■ Problem to work on
Copy all lines holding the word "compounds" from the entries.

>> begin Data excerpts

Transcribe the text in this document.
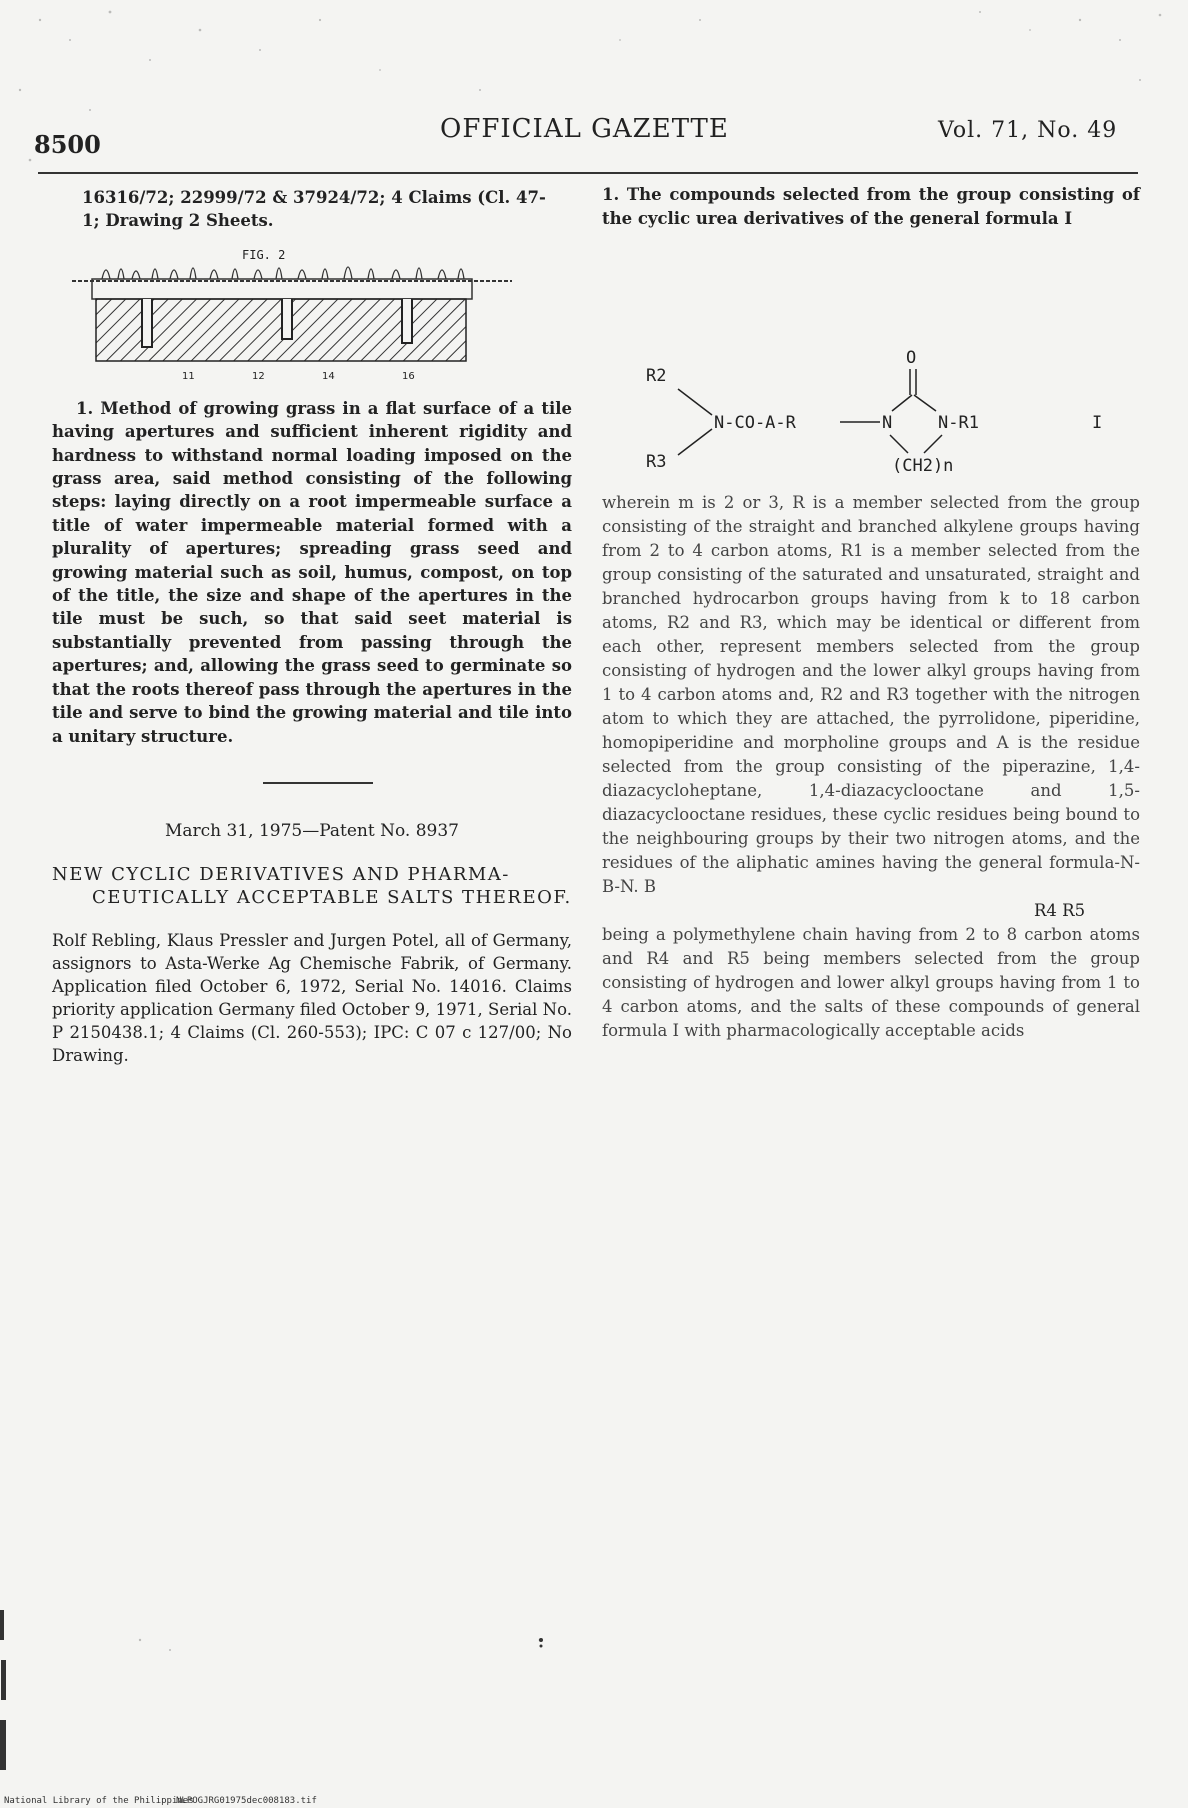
8500
OFFICIAL GAZETTE	Vol. 71, No. 49

16316/72; 22999/72 & 37924/72; 4 Claims (Cl. 47-1; Drawing 2 Sheets.

FIG. 2
11	12	14	16

1. Method of growing grass in a flat surface of a tile having apertures and sufficient inherent rigidity and hardness to withstand normal loading imposed on the grass area, said method consisting of the following steps: laying directly on a root impermeable surface a title of water impermeable material formed with a plurality of apertures; spreading grass seed and growing material such as soil, humus, compost, on top of the title, the size and shape of the apertures in the tile must be such, so that said seet material is substantially prevented from passing through the apertures; and, allowing the grass seed to germinate so that the roots thereof pass through the apertures in the tile and serve to bind the growing material and tile into a unitary structure.

March 31, 1975—Patent No. 8937
NEW CYCLIC DERIVATIVES AND PHARMA-
CEUTICALLY ACCEPTABLE SALTS THEREOF.

Rolf Rebling, Klaus Pressler and Jurgen Potel, all of Germany, assignors to Asta-Werke Ag Chemische Fabrik, of Germany. Application filed October 6, 1972, Serial No. 14016. Claims priority application Germany filed October 9, 1971, Serial No. P 2150438.1; 4 Claims (Cl. 260-553); IPC: C 07 c 127/00; No Drawing.

1. The compounds selected from the group consisting of the cyclic urea derivatives of the general formula I

R2
R3
N-CO-A-R
O
N	N-R1
(CH2)n
I

wherein m is 2 or 3, R is a member selected from the group consisting of the straight and branched alkylene groups having from 2 to 4 carbon atoms, R1 is a member selected from the group consisting of the saturated and unsaturated, straight and branched hydrocarbon groups having from k to 18 carbon atoms, R2 and R3, which may be identical or different from each other, represent members selected from the group consisting of hydrogen and the lower alkyl groups having from 1 to 4 carbon atoms and, R2 and R3 together with the nitrogen atom to which they are attached, the pyrrolidone, piperidine, homopiperidine and morpholine groups and A is the residue selected from the group consisting of the piperazine, 1,4-diazacycloheptane, 1,4-diazacyclooctane and 1,5-diazacyclooctane residues, these cyclic residues being bound to the neighbouring groups by their two nitrogen atoms, and the residues of the aliphatic amines having the general formula-N-B-N. B

R4 R5

being a polymethylene chain having from 2 to 8 carbon atoms and R4 and R5 being members selected from the group consisting of hydrogen and lower alkyl groups having from 1 to 4 carbon atoms, and the salts of these compounds of general formula I with pharmacologically acceptable acids

National Library of the Philippines
NLPOGJRG01975dec008183.tif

>> end Data excerpts

■ Output
1. The compounds selected from the group consisting of the cyclic urea derivatives of the general formula I
being a polymethylene chain having from 2 to 8 carbon atoms and R4 and R5 being members selected from the group consisting of hydrogen and lower alkyl groups having from 1 to 4 carbon atoms, and the salts of these compounds of general formula I with pharmacologically acceptable acids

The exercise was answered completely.